▸ What to do: Write out the entire listing below exactly, with the pictures left out.

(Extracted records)

◆ ◆ ◆ ◆ ◆ ◆ ◆

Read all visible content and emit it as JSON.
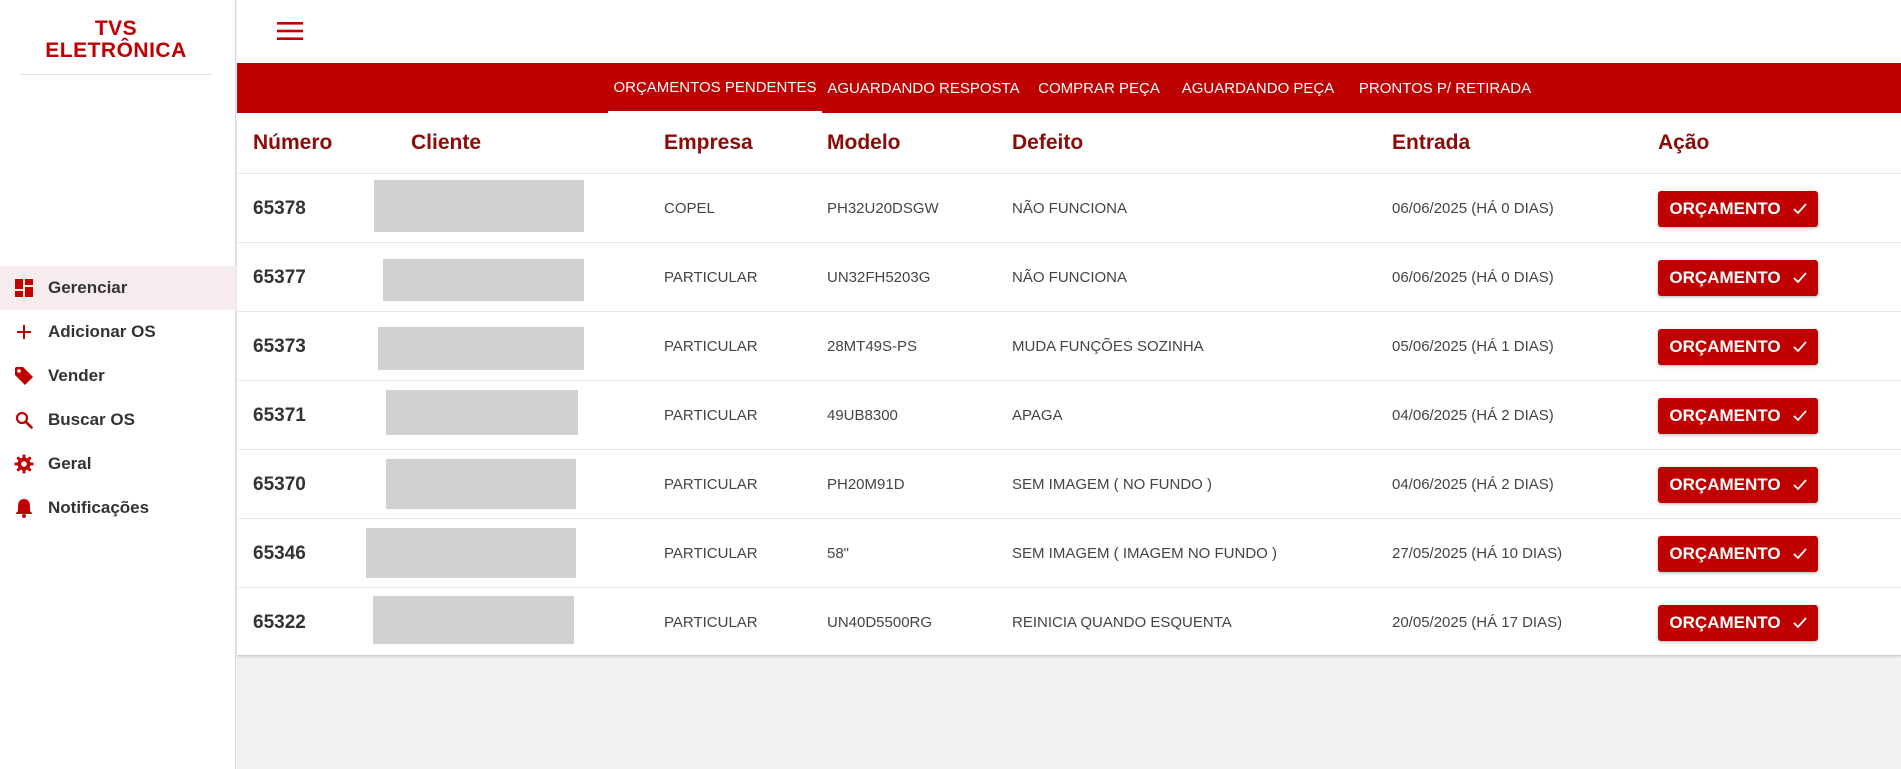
{
  "brand": {
    "line1": "TVS",
    "line2": "ELETRÔNICA"
  },
  "sidebar": {
    "items": [
      {
        "label": "Gerenciar",
        "icon": "dashboard-icon",
        "active": true
      },
      {
        "label": "Adicionar OS",
        "icon": "plus-icon"
      },
      {
        "label": "Vender",
        "icon": "tag-icon"
      },
      {
        "label": "Buscar OS",
        "icon": "search-icon"
      },
      {
        "label": "Geral",
        "icon": "gear-icon"
      },
      {
        "label": "Notificações",
        "icon": "bell-icon"
      }
    ]
  },
  "tabs": [
    {
      "label": "ORÇAMENTOS PENDENTES",
      "active": true
    },
    {
      "label": "AGUARDANDO RESPOSTA"
    },
    {
      "label": "COMPRAR PEÇA"
    },
    {
      "label": "AGUARDANDO PEÇA"
    },
    {
      "label": "PRONTOS P/ RETIRADA"
    }
  ],
  "table": {
    "headers": {
      "numero": "Número",
      "cliente": "Cliente",
      "empresa": "Empresa",
      "modelo": "Modelo",
      "defeito": "Defeito",
      "entrada": "Entrada",
      "acao": "Ação"
    },
    "action_label": "ORÇAMENTO",
    "rows": [
      {
        "numero": "65378",
        "empresa": "COPEL",
        "modelo": "PH32U20DSGW",
        "defeito": "NÃO FUNCIONA",
        "entrada": "06/06/2025 (HÁ 0 DIAS)"
      },
      {
        "numero": "65377",
        "empresa": "PARTICULAR",
        "modelo": "UN32FH5203G",
        "defeito": "NÃO FUNCIONA",
        "entrada": "06/06/2025 (HÁ 0 DIAS)"
      },
      {
        "numero": "65373",
        "empresa": "PARTICULAR",
        "modelo": "28MT49S-PS",
        "defeito": "MUDA FUNÇÕES SOZINHA",
        "entrada": "05/06/2025 (HÁ 1 DIAS)"
      },
      {
        "numero": "65371",
        "empresa": "PARTICULAR",
        "modelo": "49UB8300",
        "defeito": "APAGA",
        "entrada": "04/06/2025 (HÁ 2 DIAS)"
      },
      {
        "numero": "65370",
        "empresa": "PARTICULAR",
        "modelo": "PH20M91D",
        "defeito": "SEM IMAGEM ( NO FUNDO )",
        "entrada": "04/06/2025 (HÁ 2 DIAS)"
      },
      {
        "numero": "65346",
        "empresa": "PARTICULAR",
        "modelo": "58\"",
        "defeito": "SEM IMAGEM ( IMAGEM NO FUNDO )",
        "entrada": "27/05/2025 (HÁ 10 DIAS)"
      },
      {
        "numero": "65322",
        "empresa": "PARTICULAR",
        "modelo": "UN40D5500RG",
        "defeito": "REINICIA QUANDO ESQUENTA",
        "entrada": "20/05/2025 (HÁ 17 DIAS)"
      }
    ]
  },
  "colors": {
    "primary": "#c00000",
    "header_text": "#8c0a0a",
    "active_nav_bg": "#f7eced"
  }
}
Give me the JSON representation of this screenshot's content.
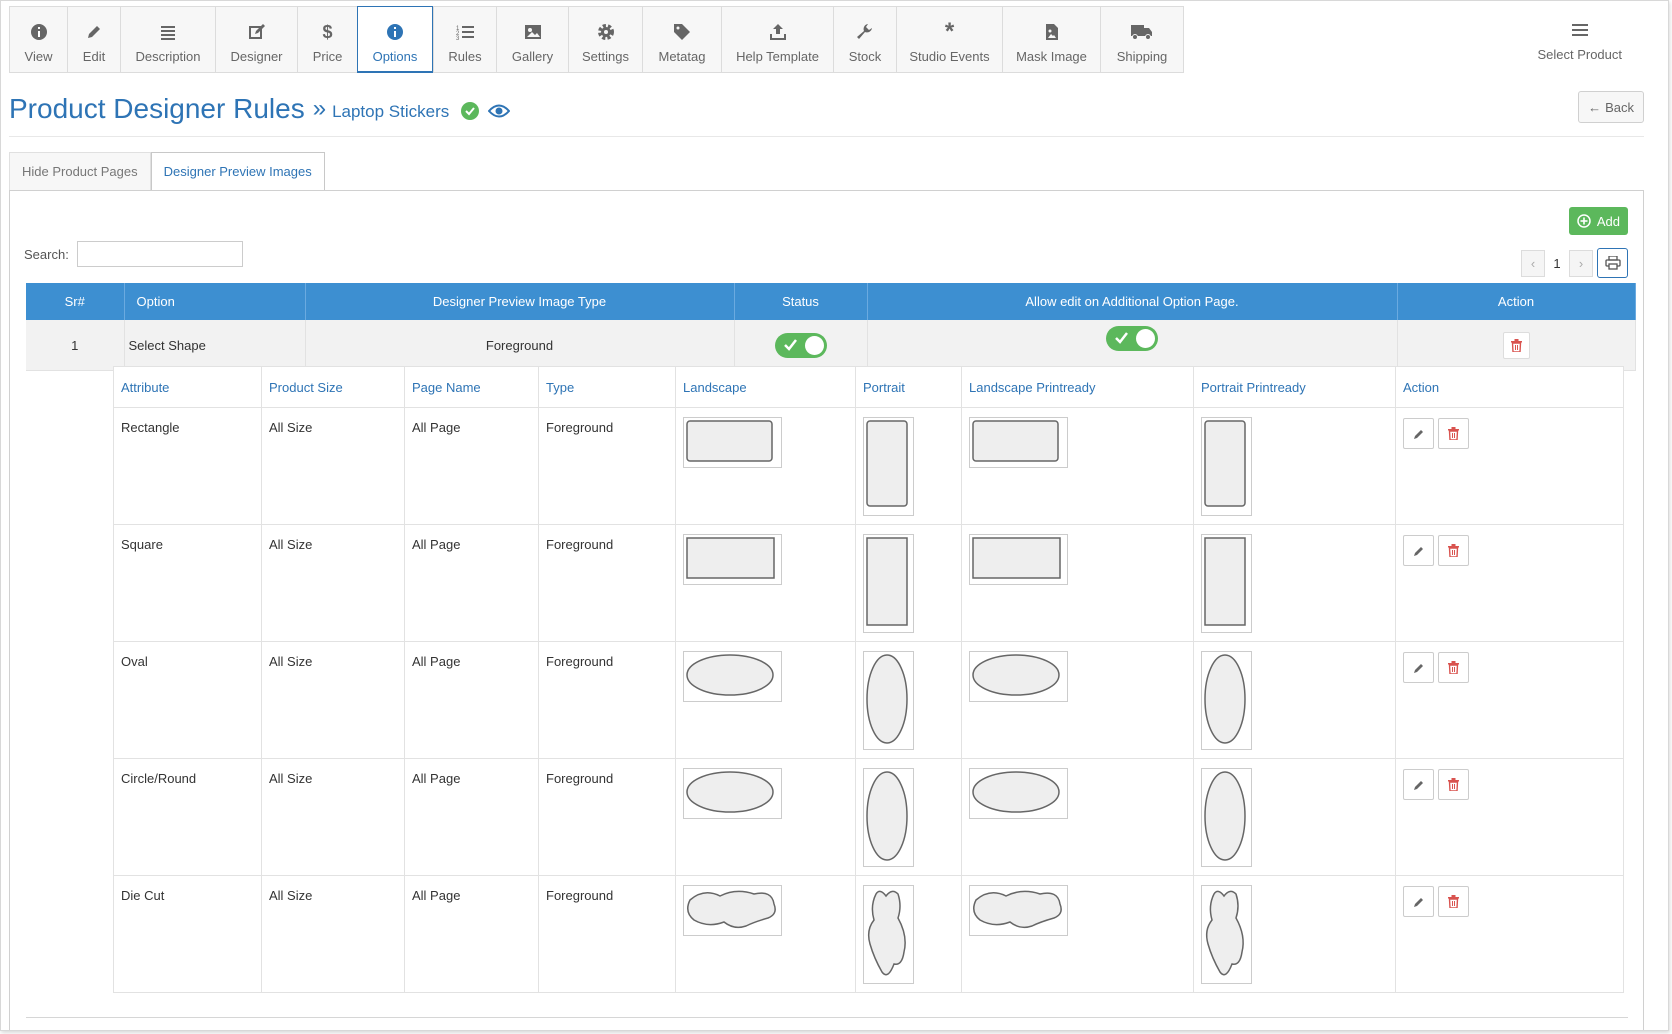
{
  "toolbar": {
    "items": [
      {
        "label": "View",
        "icon": "info-circle-icon"
      },
      {
        "label": "Edit",
        "icon": "pencil-icon"
      },
      {
        "label": "Description",
        "icon": "list-icon"
      },
      {
        "label": "Designer",
        "icon": "edit-square-icon"
      },
      {
        "label": "Price",
        "icon": "dollar-icon"
      },
      {
        "label": "Options",
        "icon": "info-circle-icon",
        "active": true
      },
      {
        "label": "Rules",
        "icon": "ordered-list-icon"
      },
      {
        "label": "Gallery",
        "icon": "image-icon"
      },
      {
        "label": "Settings",
        "icon": "gear-icon"
      },
      {
        "label": "Metatag",
        "icon": "tag-icon"
      },
      {
        "label": "Help Template",
        "icon": "upload-icon"
      },
      {
        "label": "Stock",
        "icon": "wrench-icon"
      },
      {
        "label": "Studio Events",
        "icon": "asterisk-icon"
      },
      {
        "label": "Mask Image",
        "icon": "file-image-icon"
      },
      {
        "label": "Shipping",
        "icon": "truck-icon"
      }
    ],
    "select_product": "Select Product"
  },
  "header": {
    "title": "Product Designer Rules",
    "separator": "»",
    "product": "Laptop Stickers",
    "back_label": "Back"
  },
  "tabs": [
    {
      "label": "Hide Product Pages"
    },
    {
      "label": "Designer Preview Images",
      "active": true
    }
  ],
  "panel": {
    "add_label": "Add",
    "search_label": "Search:",
    "search_value": "",
    "page": "1"
  },
  "main_table": {
    "headers": [
      "Sr#",
      "Option",
      "Designer Preview Image Type",
      "Status",
      "Allow edit on Additional Option Page.",
      "Action"
    ],
    "rows": [
      {
        "sr": "1",
        "option": "Select Shape",
        "type": "Foreground",
        "status": "on",
        "allow_edit": "on"
      }
    ]
  },
  "sub_table": {
    "headers": [
      "Attribute",
      "Product Size",
      "Page Name",
      "Type",
      "Landscape",
      "Portrait",
      "Landscape Printready",
      "Portrait Printready",
      "Action"
    ],
    "rows": [
      {
        "attribute": "Rectangle",
        "size": "All Size",
        "page": "All Page",
        "type": "Foreground",
        "shape": "rect"
      },
      {
        "attribute": "Square",
        "size": "All Size",
        "page": "All Page",
        "type": "Foreground",
        "shape": "square"
      },
      {
        "attribute": "Oval",
        "size": "All Size",
        "page": "All Page",
        "type": "Foreground",
        "shape": "oval"
      },
      {
        "attribute": "Circle/Round",
        "size": "All Size",
        "page": "All Page",
        "type": "Foreground",
        "shape": "oval"
      },
      {
        "attribute": "Die Cut",
        "size": "All Size",
        "page": "All Page",
        "type": "Foreground",
        "shape": "diecut"
      }
    ]
  },
  "colors": {
    "accent": "#2e74b5",
    "header_bg": "#3d8fd1",
    "success": "#5cb85c",
    "danger": "#d9534f"
  }
}
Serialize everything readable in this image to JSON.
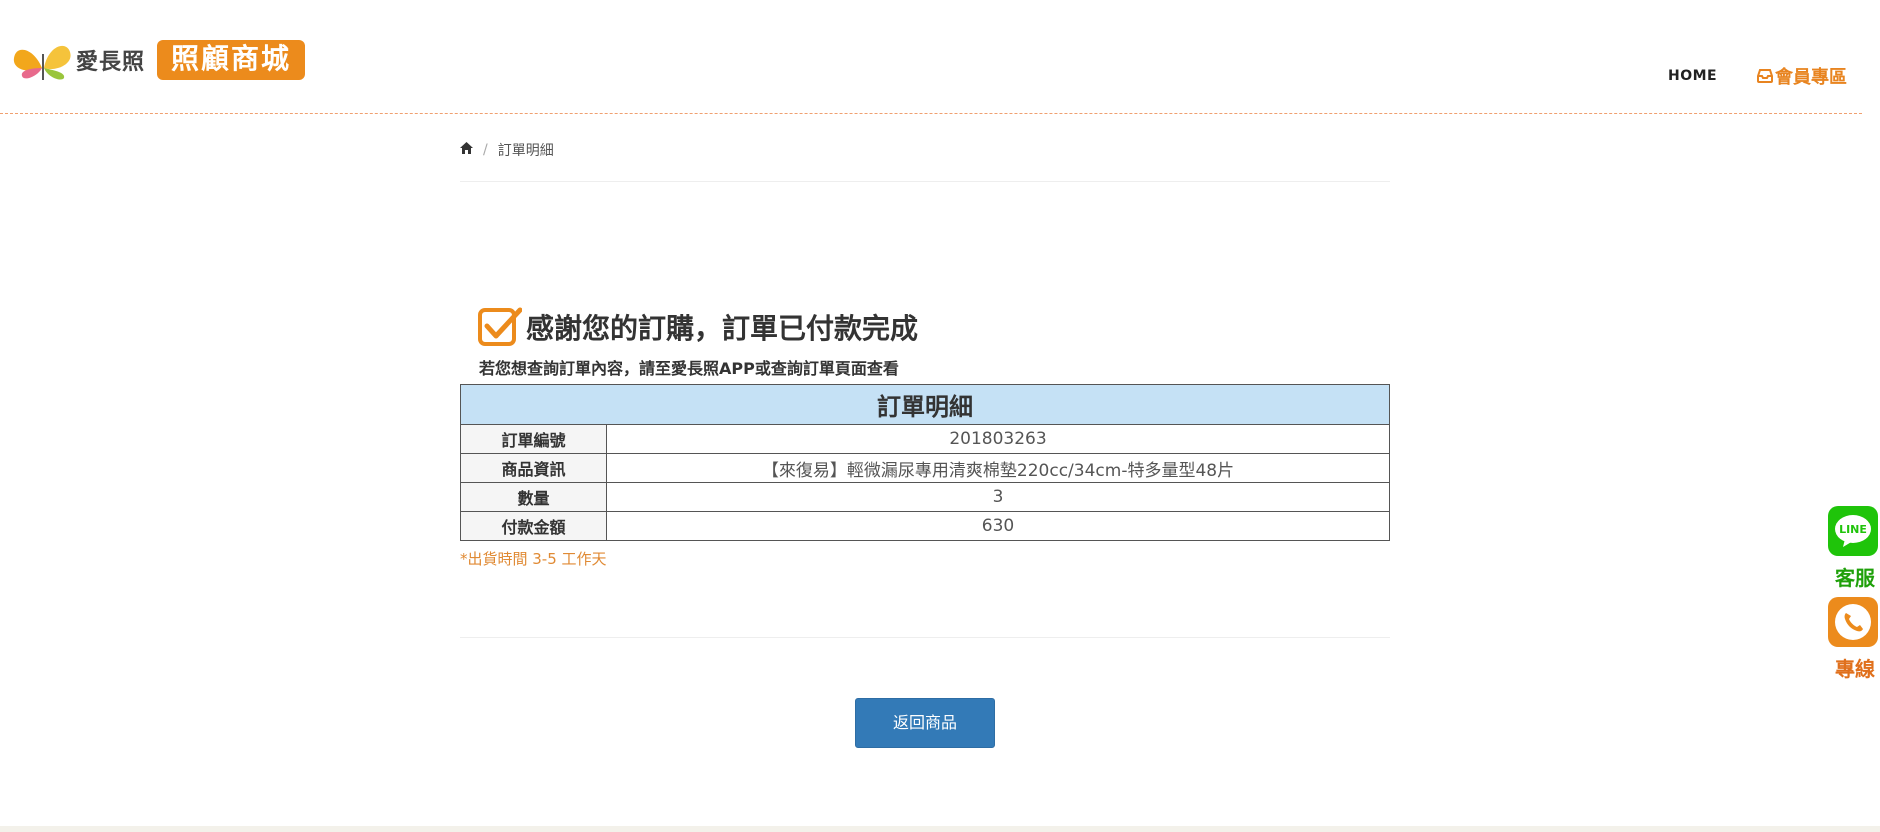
{
  "header": {
    "brand_text": "愛長照",
    "brand_pill": "照顧商城",
    "nav": {
      "home": "HOME",
      "member": "會員專區"
    }
  },
  "breadcrumb": {
    "home_icon": "home-icon",
    "current": "訂單明細"
  },
  "success": {
    "icon": "checkbox-checked-icon",
    "title": "感謝您的訂購，訂單已付款完成",
    "subtitle": "若您想查詢訂單內容，請至愛長照APP或查詢訂單頁面查看"
  },
  "order": {
    "heading": "訂單明細",
    "rows": [
      {
        "label": "訂單編號",
        "value": "201803263"
      },
      {
        "label": "商品資訊",
        "value": "【來復易】輕微漏尿專用清爽棉墊220cc/34cm-特多量型48片"
      },
      {
        "label": "數量",
        "value": "3"
      },
      {
        "label": "付款金額",
        "value": "630"
      }
    ],
    "shipping_note": "*出貨時間 3-5 工作天"
  },
  "actions": {
    "back_label": "返回商品"
  },
  "side_widgets": {
    "line": {
      "badge": "LINE",
      "label": "客服"
    },
    "phone": {
      "label": "專線"
    }
  },
  "colors": {
    "brand_orange": "#ec8b1c",
    "table_header": "#c5e1f5",
    "primary_button": "#337ab7",
    "line_green": "#1fc40a",
    "note_orange": "#e08a34"
  }
}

◆ ◆ ◆ ◆ ◆ ◆ ◆

▸ Answer to this exercise:
Read all visible content and emit it as JSON.
{
  "brand": {
    "line1": "TVS",
    "line2": "ELETRÔNICA"
  },
  "sidebar": {
    "items": [
      {
        "label": "Gerenciar",
        "icon": "dashboard-icon",
        "active": true
      },
      {
        "label": "Adicionar OS",
        "icon": "plus-icon"
      },
      {
        "label": "Vender",
        "icon": "tag-icon"
      },
      {
        "label": "Buscar OS",
        "icon": "search-icon"
      },
      {
        "label": "Geral",
        "icon": "gear-icon"
      },
      {
        "label": "Notificações",
        "icon": "bell-icon"
      }
    ]
  },
  "tabs": [
    {
      "label": "ORÇAMENTOS PENDENTES",
      "active": true
    },
    {
      "label": "AGUARDANDO RESPOSTA"
    },
    {
      "label": "COMPRAR PEÇA"
    },
    {
      "label": "AGUARDANDO PEÇA"
    },
    {
      "label": "PRONTOS P/ RETIRADA"
    }
  ],
  "table": {
    "headers": {
      "numero": "Número",
      "cliente": "Cliente",
      "empresa": "Empresa",
      "modelo": "Modelo",
      "defeito": "Defeito",
      "entrada": "Entrada",
      "acao": "Ação"
    },
    "action_label": "ORÇAMENTO",
    "rows": [
      {
        "numero": "65378",
        "empresa": "COPEL",
        "modelo": "PH32U20DSGW",
        "defeito": "NÃO FUNCIONA",
        "entrada": "06/06/2025 (HÁ 0 DIAS)"
      },
      {
        "numero": "65377",
        "empresa": "PARTICULAR",
        "modelo": "UN32FH5203G",
        "defeito": "NÃO FUNCIONA",
        "entrada": "06/06/2025 (HÁ 0 DIAS)"
      },
      {
        "numero": "65373",
        "empresa": "PARTICULAR",
        "modelo": "28MT49S-PS",
        "defeito": "MUDA FUNÇÕES SOZINHA",
        "entrada": "05/06/2025 (HÁ 1 DIAS)"
      },
      {
        "numero": "65371",
        "empresa": "PARTICULAR",
        "modelo": "49UB8300",
        "defeito": "APAGA",
        "entrada": "04/06/2025 (HÁ 2 DIAS)"
      },
      {
        "numero": "65370",
        "empresa": "PARTICULAR",
        "modelo": "PH20M91D",
        "defeito": "SEM IMAGEM ( NO FUNDO )",
        "entrada": "04/06/2025 (HÁ 2 DIAS)"
      },
      {
        "numero": "65346",
        "empresa": "PARTICULAR",
        "modelo": "58\"",
        "defeito": "SEM IMAGEM ( IMAGEM NO FUNDO )",
        "entrada": "27/05/2025 (HÁ 10 DIAS)"
      },
      {
        "numero": "65322",
        "empresa": "PARTICULAR",
        "modelo": "UN40D5500RG",
        "defeito": "REINICIA QUANDO ESQUENTA",
        "entrada": "20/05/2025 (HÁ 17 DIAS)"
      }
    ]
  },
  "colors": {
    "primary": "#c00000",
    "header_text": "#8c0a0a",
    "active_nav_bg": "#f7eced"
  }
}
Give me the JSON representation of this screenshot's content.
{
  "toolbar": {
    "items": [
      {
        "label": "View",
        "icon": "info-circle-icon"
      },
      {
        "label": "Edit",
        "icon": "pencil-icon"
      },
      {
        "label": "Description",
        "icon": "list-icon"
      },
      {
        "label": "Designer",
        "icon": "edit-square-icon"
      },
      {
        "label": "Price",
        "icon": "dollar-icon"
      },
      {
        "label": "Options",
        "icon": "info-circle-icon",
        "active": true
      },
      {
        "label": "Rules",
        "icon": "ordered-list-icon"
      },
      {
        "label": "Gallery",
        "icon": "image-icon"
      },
      {
        "label": "Settings",
        "icon": "gear-icon"
      },
      {
        "label": "Metatag",
        "icon": "tag-icon"
      },
      {
        "label": "Help Template",
        "icon": "upload-icon"
      },
      {
        "label": "Stock",
        "icon": "wrench-icon"
      },
      {
        "label": "Studio Events",
        "icon": "asterisk-icon"
      },
      {
        "label": "Mask Image",
        "icon": "file-image-icon"
      },
      {
        "label": "Shipping",
        "icon": "truck-icon"
      }
    ],
    "select_product": "Select Product"
  },
  "header": {
    "title": "Product Designer Rules",
    "separator": "»",
    "product": "Laptop Stickers",
    "back_label": "Back"
  },
  "tabs": [
    {
      "label": "Hide Product Pages"
    },
    {
      "label": "Designer Preview Images",
      "active": true
    }
  ],
  "panel": {
    "add_label": "Add",
    "search_label": "Search:",
    "search_value": "",
    "page": "1"
  },
  "main_table": {
    "headers": [
      "Sr#",
      "Option",
      "Designer Preview Image Type",
      "Status",
      "Allow edit on Additional Option Page.",
      "Action"
    ],
    "rows": [
      {
        "sr": "1",
        "option": "Select Shape",
        "type": "Foreground",
        "status": "on",
        "allow_edit": "on"
      }
    ]
  },
  "sub_table": {
    "headers": [
      "Attribute",
      "Product Size",
      "Page Name",
      "Type",
      "Landscape",
      "Portrait",
      "Landscape Printready",
      "Portrait Printready",
      "Action"
    ],
    "rows": [
      {
        "attribute": "Rectangle",
        "size": "All Size",
        "page": "All Page",
        "type": "Foreground",
        "shape": "rect"
      },
      {
        "attribute": "Square",
        "size": "All Size",
        "page": "All Page",
        "type": "Foreground",
        "shape": "square"
      },
      {
        "attribute": "Oval",
        "size": "All Size",
        "page": "All Page",
        "type": "Foreground",
        "shape": "oval"
      },
      {
        "attribute": "Circle/Round",
        "size": "All Size",
        "page": "All Page",
        "type": "Foreground",
        "shape": "oval"
      },
      {
        "attribute": "Die Cut",
        "size": "All Size",
        "page": "All Page",
        "type": "Foreground",
        "shape": "diecut"
      }
    ]
  },
  "colors": {
    "accent": "#2e74b5",
    "header_bg": "#3d8fd1",
    "success": "#5cb85c",
    "danger": "#d9534f"
  }
}
Serialize everything readable in this image to JSON.
{
  "header": {
    "brand_text": "愛長照",
    "brand_pill": "照顧商城",
    "nav": {
      "home": "HOME",
      "member": "會員專區"
    }
  },
  "breadcrumb": {
    "home_icon": "home-icon",
    "current": "訂單明細"
  },
  "success": {
    "icon": "checkbox-checked-icon",
    "title": "感謝您的訂購，訂單已付款完成",
    "subtitle": "若您想查詢訂單內容，請至愛長照APP或查詢訂單頁面查看"
  },
  "order": {
    "heading": "訂單明細",
    "rows": [
      {
        "label": "訂單編號",
        "value": "201803263"
      },
      {
        "label": "商品資訊",
        "value": "【來復易】輕微漏尿專用清爽棉墊220cc/34cm-特多量型48片"
      },
      {
        "label": "數量",
        "value": "3"
      },
      {
        "label": "付款金額",
        "value": "630"
      }
    ],
    "shipping_note": "*出貨時間 3-5 工作天"
  },
  "actions": {
    "back_label": "返回商品"
  },
  "side_widgets": {
    "line": {
      "badge": "LINE",
      "label": "客服"
    },
    "phone": {
      "label": "專線"
    }
  },
  "colors": {
    "brand_orange": "#ec8b1c",
    "table_header": "#c5e1f5",
    "primary_button": "#337ab7",
    "line_green": "#1fc40a",
    "note_orange": "#e08a34"
  }
}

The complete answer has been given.